## Start RECORDS PROVIDED

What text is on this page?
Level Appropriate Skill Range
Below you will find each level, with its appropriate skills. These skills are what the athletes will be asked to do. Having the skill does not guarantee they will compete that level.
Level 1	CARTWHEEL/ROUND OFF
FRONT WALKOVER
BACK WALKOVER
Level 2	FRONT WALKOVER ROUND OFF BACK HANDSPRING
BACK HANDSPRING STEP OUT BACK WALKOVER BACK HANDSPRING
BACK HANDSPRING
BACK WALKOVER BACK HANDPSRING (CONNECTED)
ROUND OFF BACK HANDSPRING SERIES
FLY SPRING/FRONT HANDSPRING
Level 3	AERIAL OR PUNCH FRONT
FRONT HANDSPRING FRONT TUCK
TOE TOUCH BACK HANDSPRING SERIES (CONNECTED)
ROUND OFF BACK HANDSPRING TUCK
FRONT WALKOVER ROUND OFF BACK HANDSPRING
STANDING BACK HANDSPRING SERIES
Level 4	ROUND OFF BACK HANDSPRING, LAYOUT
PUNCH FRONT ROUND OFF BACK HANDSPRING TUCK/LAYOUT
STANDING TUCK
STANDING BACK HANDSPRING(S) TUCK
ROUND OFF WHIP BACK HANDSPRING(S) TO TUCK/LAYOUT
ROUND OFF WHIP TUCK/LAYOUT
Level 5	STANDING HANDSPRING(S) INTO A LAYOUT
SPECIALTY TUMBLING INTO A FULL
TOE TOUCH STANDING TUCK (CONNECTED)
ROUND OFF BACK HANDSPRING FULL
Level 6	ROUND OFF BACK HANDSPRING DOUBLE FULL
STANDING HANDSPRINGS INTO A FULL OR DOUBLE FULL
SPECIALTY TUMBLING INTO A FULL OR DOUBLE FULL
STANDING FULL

## End RECORDS PROVIDED

Repeat the material above exactly.

◆ THE COMPLETED TASK ◆
What text is on this page?
Level Appropriate Skill Range
Below you will find each level, with its appropriate skills. These skills are what the athletes will be asked to do. Having the skill does not guarantee they will compete that level.
Level 1	CARTWHEEL/ROUND OFF
FRONT WALKOVER
BACK WALKOVER
Level 2	FRONT WALKOVER ROUND OFF BACK HANDSPRING
BACK HANDSPRING STEP OUT BACK WALKOVER BACK HANDSPRING
BACK HANDSPRING
BACK WALKOVER BACK HANDPSRING (CONNECTED)
ROUND OFF BACK HANDSPRING SERIES
FLY SPRING/FRONT HANDSPRING
Level 3	AERIAL OR PUNCH FRONT
FRONT HANDSPRING FRONT TUCK
TOE TOUCH BACK HANDSPRING SERIES (CONNECTED)
ROUND OFF BACK HANDSPRING TUCK
FRONT WALKOVER ROUND OFF BACK HANDSPRING
STANDING BACK HANDSPRING SERIES
Level 4	ROUND OFF BACK HANDSPRING, LAYOUT
PUNCH FRONT ROUND OFF BACK HANDSPRING TUCK/LAYOUT
STANDING TUCK
STANDING BACK HANDSPRING(S) TUCK
ROUND OFF WHIP BACK HANDSPRING(S) TO TUCK/LAYOUT
ROUND OFF WHIP TUCK/LAYOUT
Level 5	STANDING HANDSPRING(S) INTO A LAYOUT
SPECIALTY TUMBLING INTO A FULL
TOE TOUCH STANDING TUCK (CONNECTED)
ROUND OFF BACK HANDSPRING FULL
Level 6	ROUND OFF BACK HANDSPRING DOUBLE FULL
STANDING HANDSPRINGS INTO A FULL OR DOUBLE FULL
SPECIALTY TUMBLING INTO A FULL OR DOUBLE FULL
STANDING FULL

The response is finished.